[Stored items]
........

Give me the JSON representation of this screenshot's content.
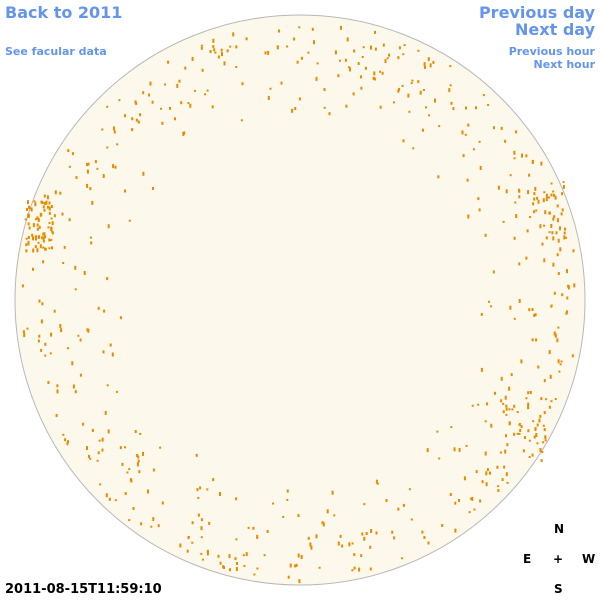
{
  "nav": {
    "back": "Back to 2011",
    "facular": "See facular data",
    "previous_day": "Previous day",
    "next_day": "Next day",
    "previous_hour": "Previous hour",
    "next_hour": "Next hour"
  },
  "compass": {
    "north": "N",
    "east": "E",
    "center": "+",
    "west": "W",
    "south": "S"
  },
  "timestamp": "2011-08-15T11:59:10"
}
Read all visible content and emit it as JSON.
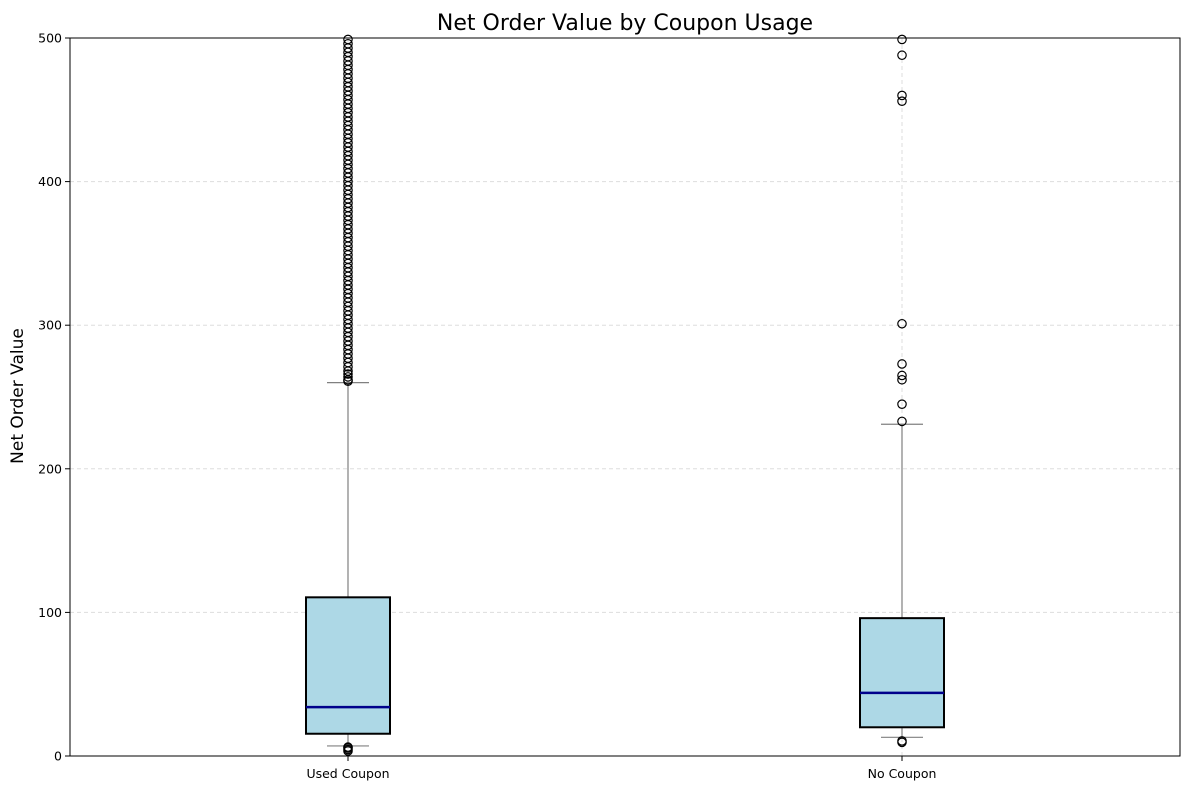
{
  "chart_data": {
    "type": "box",
    "title": "Net Order Value by Coupon Usage",
    "xlabel": "",
    "ylabel": "Net Order Value",
    "ylim": [
      0,
      500
    ],
    "yticks": [
      0,
      100,
      200,
      300,
      400,
      500
    ],
    "grid": true,
    "colors": {
      "box_fill": "#add8e6",
      "box_edge": "#000000",
      "median": "#00008b",
      "whisker": "#808080",
      "grid": "#dddddd"
    },
    "categories": [
      "Used Coupon",
      "No Coupon"
    ],
    "boxes": [
      {
        "category": "Used Coupon",
        "whisker_low": 7,
        "q1": 15.5,
        "median": 34,
        "q3": 110.5,
        "whisker_high": 260,
        "outliers_high": [
          261,
          262,
          264,
          266,
          268,
          271,
          274,
          277,
          280,
          283,
          286,
          289,
          292,
          295,
          298,
          301,
          304,
          307,
          310,
          313,
          316,
          319,
          322,
          325,
          328,
          331,
          334,
          337,
          340,
          343,
          346,
          349,
          352,
          355,
          358,
          361,
          364,
          367,
          370,
          373,
          376,
          379,
          382,
          385,
          388,
          391,
          394,
          397,
          400,
          403,
          406,
          409,
          412,
          415,
          418,
          421,
          424,
          427,
          430,
          433,
          436,
          439,
          442,
          445,
          448,
          451,
          454,
          457,
          460,
          463,
          466,
          469,
          472,
          475,
          478,
          481,
          484,
          487,
          490,
          493,
          496,
          499
        ],
        "outliers_low": [
          3.5,
          4.5,
          5.5,
          6.2
        ]
      },
      {
        "category": "No Coupon",
        "whisker_low": 13,
        "q1": 20,
        "median": 44,
        "q3": 96,
        "whisker_high": 231,
        "outliers_high": [
          233,
          245,
          262,
          265,
          273,
          301,
          456,
          460,
          488,
          499
        ],
        "outliers_low": [
          9.5,
          10.5
        ]
      }
    ]
  }
}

........

**WRITTEN REQUEST:**
Quote every entry exactly, with the pictures omitted.

**REPLY:**
Give me the JSON representation of this screenshot's content.
{
  "nav": {
    "back": "Back to 2011",
    "facular": "See facular data",
    "previous_day": "Previous day",
    "next_day": "Next day",
    "previous_hour": "Previous hour",
    "next_hour": "Next hour"
  },
  "compass": {
    "north": "N",
    "east": "E",
    "center": "+",
    "west": "W",
    "south": "S"
  },
  "timestamp": "2011-08-15T11:59:10"
}
Read all visible content and emit it as JSON.
{
  "chart_data": {
    "type": "box",
    "title": "Net Order Value by Coupon Usage",
    "xlabel": "",
    "ylabel": "Net Order Value",
    "ylim": [
      0,
      500
    ],
    "yticks": [
      0,
      100,
      200,
      300,
      400,
      500
    ],
    "grid": true,
    "colors": {
      "box_fill": "#add8e6",
      "box_edge": "#000000",
      "median": "#00008b",
      "whisker": "#808080",
      "grid": "#dddddd"
    },
    "categories": [
      "Used Coupon",
      "No Coupon"
    ],
    "boxes": [
      {
        "category": "Used Coupon",
        "whisker_low": 7,
        "q1": 15.5,
        "median": 34,
        "q3": 110.5,
        "whisker_high": 260,
        "outliers_high": [
          261,
          262,
          264,
          266,
          268,
          271,
          274,
          277,
          280,
          283,
          286,
          289,
          292,
          295,
          298,
          301,
          304,
          307,
          310,
          313,
          316,
          319,
          322,
          325,
          328,
          331,
          334,
          337,
          340,
          343,
          346,
          349,
          352,
          355,
          358,
          361,
          364,
          367,
          370,
          373,
          376,
          379,
          382,
          385,
          388,
          391,
          394,
          397,
          400,
          403,
          406,
          409,
          412,
          415,
          418,
          421,
          424,
          427,
          430,
          433,
          436,
          439,
          442,
          445,
          448,
          451,
          454,
          457,
          460,
          463,
          466,
          469,
          472,
          475,
          478,
          481,
          484,
          487,
          490,
          493,
          496,
          499
        ],
        "outliers_low": [
          3.5,
          4.5,
          5.5,
          6.2
        ]
      },
      {
        "category": "No Coupon",
        "whisker_low": 13,
        "q1": 20,
        "median": 44,
        "q3": 96,
        "whisker_high": 231,
        "outliers_high": [
          233,
          245,
          262,
          265,
          273,
          301,
          456,
          460,
          488,
          499
        ],
        "outliers_low": [
          9.5,
          10.5
        ]
      }
    ]
  }
}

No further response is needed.